* _Aim_
Search the listing below for "czajnika". Copy each matching line.
Start
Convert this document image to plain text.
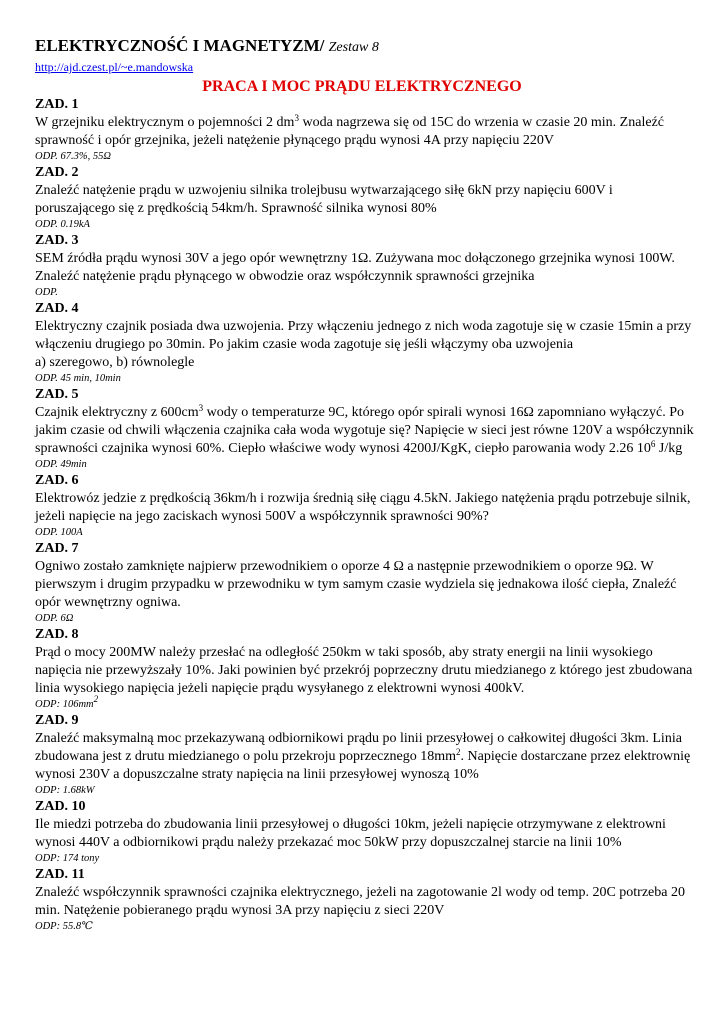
ELEKTRYCZNOŚĆ I MAGNETYZM/ Zestaw 8
http://ajd.czest.pl/~e.mandowska
PRACA I MOC PRĄDU ELEKTRYCZNEGO
ZAD. 1
W grzejniku elektrycznym o pojemności 2 $dm^3$ woda nagrzewa się od 15C do wrzenia w czasie 20 min. Znaleźć sprawność i opór grzejnika, jeżeli natężenie płynącego prądu wynosi 4A przy napięciu 220V
ODP. 67.3%, 55Ω
ZAD. 2
Znaleźć natężenie prądu w uzwojeniu silnika trolejbusu wytwarzającego siłę 6kN przy napięciu 600V i poruszającego się z prędkością 54km/h. Sprawność silnika wynosi 80%
ODP. 0.19kA
ZAD. 3
SEM źródła prądu wynosi 30V a jego opór wewnętrzny 1Ω. Zużywana moc dołączonego grzejnika wynosi 100W. Znaleźć natężenie prądu płynącego w obwodzie oraz współczynnik sprawności grzejnika
ODP.
ZAD. 4
Elektryczny czajnik posiada dwa uzwojenia. Przy włączeniu jednego z nich woda zagotuje się w czasie 15min a przy włączeniu drugiego po 30min. Po jakim czasie woda zagotuje się jeśli włączymy oba uzwojenia
a) szeregowo, b) równolegle
ODP. 45 min, 10min
ZAD. 5
Czajnik elektryczny z $600cm^3$ wody o temperaturze 9C, którego opór spirali wynosi 16Ω zapomniano wyłączyć. Po jakim czasie od chwili włączenia czajnika cała woda wygotuje się? Napięcie w sieci jest równe 120V a współczynnik sprawności czajnika wynosi 60%. Ciepło właściwe wody wynosi 4200J/KgK, ciepło parowania wody 2.26 $10^6$ J/kg
ODP. 49min
ZAD. 6
Elektrowóz jedzie z prędkością 36km/h i rozwija średnią siłę ciągu 4.5kN. Jakiego natężenia prądu potrzebuje silnik, jeżeli napięcie na jego zaciskach wynosi 500V a współczynnik sprawności 90%?
ODP. 100A
ZAD. 7
Ogniwo zostało zamknięte najpierw przewodnikiem o oporze 4 Ω a następnie przewodnikiem o oporze 9Ω. W pierwszym i drugim przypadku w przewodniku w tym samym czasie wydziela się jednakowa ilość ciepła, Znaleźć opór wewnętrzny ogniwa.
ODP. 6Ω
ZAD. 8
Prąd o mocy 200MW należy przesłać na odległość 250km w taki sposób, aby straty energii na linii wysokiego napięcia nie przewyższały 10%. Jaki powinien być przekrój poprzeczny drutu miedzianego z którego jest zbudowana linia wysokiego napięcia jeżeli napięcie prądu wysyłanego z elektrowni wynosi 400kV.
ODP: $106mm^2$
ZAD. 9
Znaleźć maksymalną moc przekazywaną odbiornikowi prądu po linii przesyłowej o całkowitej długości 3km. Linia zbudowana jest z drutu miedzianego o polu przekroju poprzecznego $18mm^2$. Napięcie dostarczane przez elektrownię wynosi 230V a dopuszczalne straty napięcia na linii przesyłowej wynoszą 10%
ODP: 1.68kW
ZAD. 10
Ile miedzi potrzeba do zbudowania linii przesyłowej o długości 10km, jeżeli napięcie otrzymywane z elektrowni wynosi 440V a odbiornikowi prądu należy przekazać moc 50kW przy dopuszczalnej starcie na linii 10%
ODP: 174 tony
ZAD. 11
Znaleźć współczynnik sprawności czajnika elektrycznego, jeżeli na zagotowanie 2l wody od temp. 20C potrzeba 20 min. Natężenie pobieranego prądu wynosi 3A przy napięciu z sieci 220V
ODP: 55.8℃
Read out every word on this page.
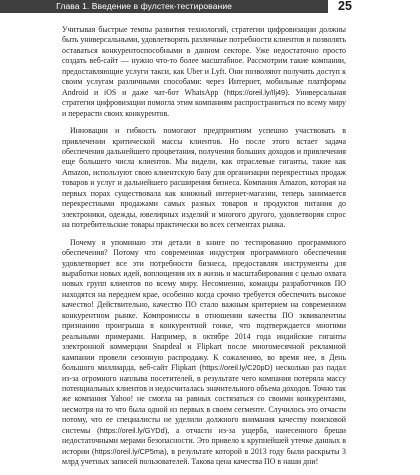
Глава 1. Введение в фулстек-тестирование	25

Учитывая быстрые темпы развития технологий, стратегии цифровизации должны быть универсальными, удовлетворять различные потребности клиентов и позволять оставаться конкурентоспособными в данном секторе. Уже недостаточно просто создать веб-сайт — нужно что-то более масштабное. Рассмотрим такие компании, предоставляющие услуги такси, как Uber и Lyft. Они позволяют получить доступ к своим услугам различными способами: через Интернет, мобильные платформы Android и iOS и даже чат-бот WhatsApp (https://oreil.ly/Ilj49). Универсальная стратегия цифровизации помогла этим компаниям распространиться по всему миру и перерасти своих конкурентов.

Инновации и гибкость помогают предприятиям успешно участвовать в привлечении критической массы клиентов. Но после этого встает задача обеспечения дальнейшего процветания, получения больших доходов и привлечения еще большего числа клиентов. Мы видели, как отраслевые гиганты, такие как Amazon, используют свою клиентскую базу для организации перекрестных продаж товаров и услуг и дальнейшего расширения бизнеса. Компания Amazon, которая на первых порах существовала как книжный интернет-магазин, теперь занимается перекрестными продажами самых разных товаров и продуктов питания до электроники, одежды, ювелирных изделий и многого другого, удовлетворяя спрос на потребительские товары практически во всех сегментах рынка.

Почему я упоминаю эти детали в книге по тестированию программного обеспечения? Потому что современная индустрия программного обеспечения удовлетворяет все эти потребности бизнеса, предоставляя инструменты для выработки новых идей, воплощения их в жизнь и масштабирования с целью охвата новых групп клиентов по всему миру. Несомненно, команды разработчиков ПО находятся на переднем крае, особенно когда срочно требуется обеспечить высокое качество! Действительно, качество ПО стало важным критерием на современном конкурентном рынке. Компромиссы в отношении качества ПО эквивалентны признанию проигрыша в конкурентной гонке, что подтверждается многими реальными примерами. Например, в октябре 2014 года индийские гиганты электронной коммерции Snapdeal и Flipkart после многомесячной рекламной кампании провели сезонную распродажу. К сожалению, во время нее, в День большого миллиарда, веб-сайт Flipkart (https://oreil.ly/C20pD) несколько раз падал из-за огромного наплыва посетителей, в результате чего компания потеряла массу потенциальных клиентов и недосчиталась значительного объема доходов. Точно так же компания Yahoo! не смогла на равных состязаться со своими конкурентами, несмотря на то что была одной из первых в своем сегменте. Случилось это отчасти потому, что ее специалисты не уделили должного внимания качеству поисковой системы (https://oreil.ly/GYDd), а отчасти из-за ущерба, нанесенного бреши недостаточными мерами безопасности. Это привело к крупнейшей утечке данных в истории (https://oreil.ly/CP5ma), в результате которой в 2013 году были раскрыты 3 млрд учетных записей пользователей. Такова цена качества ПО в наши дни!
End
* _Correct output_
Czajnik elektryczny z $600cm^3$ wody o temperaturze 9C, którego opór spirali wynosi 16Ω zapomniano wyłączyć. Po jakim czasie od chwili włączenia czajnika cała woda wygotuje się? Napięcie w sieci jest równe 120V a współczynnik sprawności czajnika wynosi 60%. Ciepło właściwe wody wynosi 4200J/KgK, ciepło parowania wody 2.26 $10^6$ J/kg
Znaleźć współczynnik sprawności czajnika elektrycznego, jeżeli na zagotowanie 2l wody od temp. 20C potrzeba 20 min. Natężenie pobieranego prądu wynosi 3A przy napięciu z sieci 220V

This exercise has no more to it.